Problem statement>
Please reproduce the following records line for line, word for word.

Element box annotations>
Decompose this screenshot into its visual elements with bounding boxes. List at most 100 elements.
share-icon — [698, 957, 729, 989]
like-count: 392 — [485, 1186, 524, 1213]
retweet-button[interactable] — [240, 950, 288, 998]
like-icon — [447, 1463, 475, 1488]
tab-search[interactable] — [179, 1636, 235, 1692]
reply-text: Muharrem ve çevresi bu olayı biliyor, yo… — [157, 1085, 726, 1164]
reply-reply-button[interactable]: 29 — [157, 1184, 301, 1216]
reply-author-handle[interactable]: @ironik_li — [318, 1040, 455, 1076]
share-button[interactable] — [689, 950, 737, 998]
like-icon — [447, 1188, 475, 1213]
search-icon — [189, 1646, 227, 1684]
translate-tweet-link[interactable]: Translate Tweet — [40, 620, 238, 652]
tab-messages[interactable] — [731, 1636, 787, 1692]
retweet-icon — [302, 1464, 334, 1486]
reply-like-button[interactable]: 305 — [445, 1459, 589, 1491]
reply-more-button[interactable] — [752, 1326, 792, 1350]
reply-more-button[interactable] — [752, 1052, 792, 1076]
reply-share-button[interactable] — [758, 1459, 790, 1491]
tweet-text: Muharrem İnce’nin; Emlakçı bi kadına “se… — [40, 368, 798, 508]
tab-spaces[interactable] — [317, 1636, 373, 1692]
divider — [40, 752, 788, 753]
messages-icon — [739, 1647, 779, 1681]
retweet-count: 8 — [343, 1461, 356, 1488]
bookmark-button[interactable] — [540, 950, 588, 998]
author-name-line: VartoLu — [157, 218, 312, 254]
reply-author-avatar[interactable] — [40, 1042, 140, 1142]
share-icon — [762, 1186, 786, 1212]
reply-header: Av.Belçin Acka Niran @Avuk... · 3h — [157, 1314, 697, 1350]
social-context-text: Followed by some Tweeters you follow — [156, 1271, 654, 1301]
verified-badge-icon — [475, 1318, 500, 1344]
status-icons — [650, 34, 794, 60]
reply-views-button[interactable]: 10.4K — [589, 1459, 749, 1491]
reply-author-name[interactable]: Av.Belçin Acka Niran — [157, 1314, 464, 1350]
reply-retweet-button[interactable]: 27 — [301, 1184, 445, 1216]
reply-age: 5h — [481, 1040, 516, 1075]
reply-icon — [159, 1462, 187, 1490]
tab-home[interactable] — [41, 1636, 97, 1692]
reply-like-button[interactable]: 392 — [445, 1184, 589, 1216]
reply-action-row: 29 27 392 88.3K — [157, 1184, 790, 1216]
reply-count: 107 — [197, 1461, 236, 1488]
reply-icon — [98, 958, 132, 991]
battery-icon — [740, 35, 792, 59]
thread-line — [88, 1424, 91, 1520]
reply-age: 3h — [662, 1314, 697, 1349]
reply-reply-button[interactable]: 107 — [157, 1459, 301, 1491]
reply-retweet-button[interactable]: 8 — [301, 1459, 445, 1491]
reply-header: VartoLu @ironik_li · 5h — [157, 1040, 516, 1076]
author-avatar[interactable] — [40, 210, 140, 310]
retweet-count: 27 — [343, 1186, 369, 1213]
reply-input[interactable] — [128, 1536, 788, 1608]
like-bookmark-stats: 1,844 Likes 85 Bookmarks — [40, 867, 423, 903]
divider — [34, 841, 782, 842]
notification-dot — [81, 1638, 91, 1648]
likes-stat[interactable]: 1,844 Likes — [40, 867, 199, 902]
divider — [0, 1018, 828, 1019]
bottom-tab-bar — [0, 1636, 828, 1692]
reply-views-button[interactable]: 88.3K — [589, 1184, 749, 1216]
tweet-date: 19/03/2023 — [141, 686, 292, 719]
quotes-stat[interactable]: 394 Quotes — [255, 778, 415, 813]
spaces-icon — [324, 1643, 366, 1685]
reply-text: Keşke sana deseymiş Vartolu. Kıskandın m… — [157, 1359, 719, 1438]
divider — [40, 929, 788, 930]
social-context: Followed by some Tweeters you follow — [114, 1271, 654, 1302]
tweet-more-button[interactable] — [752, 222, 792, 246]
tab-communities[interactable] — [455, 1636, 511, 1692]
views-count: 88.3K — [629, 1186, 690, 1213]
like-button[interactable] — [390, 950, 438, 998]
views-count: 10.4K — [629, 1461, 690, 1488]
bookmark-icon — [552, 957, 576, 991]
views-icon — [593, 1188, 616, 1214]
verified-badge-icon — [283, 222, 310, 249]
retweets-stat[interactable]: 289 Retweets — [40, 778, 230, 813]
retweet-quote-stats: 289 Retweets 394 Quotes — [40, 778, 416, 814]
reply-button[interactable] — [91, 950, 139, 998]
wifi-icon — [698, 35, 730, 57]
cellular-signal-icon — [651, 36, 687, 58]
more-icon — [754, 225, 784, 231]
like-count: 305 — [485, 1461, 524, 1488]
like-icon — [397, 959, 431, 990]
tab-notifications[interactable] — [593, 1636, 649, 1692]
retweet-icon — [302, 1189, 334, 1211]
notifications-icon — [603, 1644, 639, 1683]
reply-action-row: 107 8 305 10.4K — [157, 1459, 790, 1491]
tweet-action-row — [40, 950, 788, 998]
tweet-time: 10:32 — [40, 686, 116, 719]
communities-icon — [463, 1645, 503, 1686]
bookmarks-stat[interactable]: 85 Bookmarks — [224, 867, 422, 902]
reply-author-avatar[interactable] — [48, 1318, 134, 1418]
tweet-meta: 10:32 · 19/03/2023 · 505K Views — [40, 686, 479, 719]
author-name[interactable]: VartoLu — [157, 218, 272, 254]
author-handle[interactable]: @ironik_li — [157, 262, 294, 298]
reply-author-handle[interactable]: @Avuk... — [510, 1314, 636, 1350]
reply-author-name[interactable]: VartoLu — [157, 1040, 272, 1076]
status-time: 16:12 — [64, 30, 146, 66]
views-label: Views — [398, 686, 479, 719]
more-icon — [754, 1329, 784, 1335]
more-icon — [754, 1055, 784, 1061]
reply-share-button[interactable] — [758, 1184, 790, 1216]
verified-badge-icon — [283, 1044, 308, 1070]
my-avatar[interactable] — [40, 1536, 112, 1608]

Written response>
Decompose this screenshot into its visual elements with bounding boxes. List at most 100 elements.
share-icon — [698, 957, 729, 989]
like-count: 392 — [485, 1186, 524, 1213]
retweet-button[interactable] — [240, 950, 288, 998]
like-icon — [447, 1463, 475, 1488]
tab-search[interactable] — [179, 1636, 235, 1692]
reply-text: Muharrem ve çevresi bu olayı biliyor, yo… — [157, 1085, 726, 1164]
reply-reply-button[interactable]: 29 — [157, 1184, 301, 1216]
reply-author-handle[interactable]: @ironik_li — [318, 1040, 455, 1076]
share-button[interactable] — [689, 950, 737, 998]
like-icon — [447, 1188, 475, 1213]
search-icon — [189, 1646, 227, 1684]
translate-tweet-link[interactable]: Translate Tweet — [40, 620, 238, 652]
tab-messages[interactable] — [731, 1636, 787, 1692]
retweet-icon — [302, 1464, 334, 1486]
reply-like-button[interactable]: 305 — [445, 1459, 589, 1491]
reply-more-button[interactable] — [752, 1326, 792, 1350]
reply-more-button[interactable] — [752, 1052, 792, 1076]
reply-share-button[interactable] — [758, 1459, 790, 1491]
tweet-text: Muharrem İnce’nin; Emlakçı bi kadına “se… — [40, 368, 798, 508]
tab-spaces[interactable] — [317, 1636, 373, 1692]
divider — [40, 752, 788, 753]
messages-icon — [739, 1647, 779, 1681]
retweet-count: 8 — [343, 1461, 356, 1488]
bookmark-button[interactable] — [540, 950, 588, 998]
author-name-line: VartoLu — [157, 218, 312, 254]
reply-author-avatar[interactable] — [40, 1042, 140, 1142]
share-icon — [762, 1186, 786, 1212]
reply-header: Av.Belçin Acka Niran @Avuk... · 3h — [157, 1314, 697, 1350]
social-context-text: Followed by some Tweeters you follow — [156, 1271, 654, 1301]
verified-badge-icon — [475, 1318, 500, 1344]
status-icons — [650, 34, 794, 60]
reply-views-button[interactable]: 10.4K — [589, 1459, 749, 1491]
reply-author-name[interactable]: Av.Belçin Acka Niran — [157, 1314, 464, 1350]
reply-retweet-button[interactable]: 27 — [301, 1184, 445, 1216]
reply-age: 5h — [481, 1040, 516, 1075]
reply-icon — [159, 1462, 187, 1490]
tab-home[interactable] — [41, 1636, 97, 1692]
reply-like-button[interactable]: 392 — [445, 1184, 589, 1216]
reply-action-row: 29 27 392 88.3K — [157, 1184, 790, 1216]
reply-count: 107 — [197, 1461, 236, 1488]
reply-icon — [98, 958, 132, 991]
battery-icon — [740, 35, 792, 59]
thread-line — [88, 1424, 91, 1520]
reply-age: 3h — [662, 1314, 697, 1349]
reply-reply-button[interactable]: 107 — [157, 1459, 301, 1491]
reply-retweet-button[interactable]: 8 — [301, 1459, 445, 1491]
reply-header: VartoLu @ironik_li · 5h — [157, 1040, 516, 1076]
author-avatar[interactable] — [40, 210, 140, 310]
retweet-count: 27 — [343, 1186, 369, 1213]
reply-input[interactable] — [128, 1536, 788, 1608]
like-bookmark-stats: 1,844 Likes 85 Bookmarks — [40, 867, 423, 903]
divider — [34, 841, 782, 842]
notification-dot — [81, 1638, 91, 1648]
likes-stat[interactable]: 1,844 Likes — [40, 867, 199, 902]
divider — [0, 1018, 828, 1019]
bottom-tab-bar — [0, 1636, 828, 1692]
reply-views-button[interactable]: 88.3K — [589, 1184, 749, 1216]
tweet-date: 19/03/2023 — [141, 686, 292, 719]
quotes-stat[interactable]: 394 Quotes — [255, 778, 415, 813]
spaces-icon — [324, 1643, 366, 1685]
reply-text: Keşke sana deseymiş Vartolu. Kıskandın m… — [157, 1359, 719, 1438]
divider — [40, 929, 788, 930]
social-context: Followed by some Tweeters you follow — [114, 1271, 654, 1302]
tweet-more-button[interactable] — [752, 222, 792, 246]
tab-communities[interactable] — [455, 1636, 511, 1692]
views-count: 88.3K — [629, 1186, 690, 1213]
like-button[interactable] — [390, 950, 438, 998]
views-count: 10.4K — [629, 1461, 690, 1488]
bookmark-icon — [552, 957, 576, 991]
views-icon — [593, 1188, 616, 1214]
verified-badge-icon — [283, 222, 310, 249]
retweets-stat[interactable]: 289 Retweets — [40, 778, 230, 813]
retweet-quote-stats: 289 Retweets 394 Quotes — [40, 778, 416, 814]
reply-button[interactable] — [91, 950, 139, 998]
wifi-icon — [698, 35, 730, 57]
cellular-signal-icon — [651, 36, 687, 58]
more-icon — [754, 225, 784, 231]
like-count: 305 — [485, 1461, 524, 1488]
like-icon — [397, 959, 431, 990]
tab-notifications[interactable] — [593, 1636, 649, 1692]
retweet-icon — [302, 1189, 334, 1211]
notifications-icon — [603, 1644, 639, 1683]
reply-action-row: 107 8 305 10.4K — [157, 1459, 790, 1491]
tweet-action-row — [40, 950, 788, 998]
tweet-time: 10:32 — [40, 686, 116, 719]
communities-icon — [463, 1645, 503, 1686]
bookmarks-stat[interactable]: 85 Bookmarks — [224, 867, 422, 902]
reply-author-avatar[interactable] — [48, 1318, 134, 1418]
tweet-meta: 10:32 · 19/03/2023 · 505K Views — [40, 686, 479, 719]
author-name[interactable]: VartoLu — [157, 218, 272, 254]
author-handle[interactable]: @ironik_li — [157, 262, 294, 298]
reply-author-handle[interactable]: @Avuk... — [510, 1314, 636, 1350]
reply-author-name[interactable]: VartoLu — [157, 1040, 272, 1076]
status-time: 16:12 — [64, 30, 146, 66]
views-label: Views — [398, 686, 479, 719]
more-icon — [754, 1329, 784, 1335]
more-icon — [754, 1055, 784, 1061]
reply-share-button[interactable] — [758, 1184, 790, 1216]
verified-badge-icon — [283, 1044, 308, 1070]
my-avatar[interactable] — [40, 1536, 112, 1608]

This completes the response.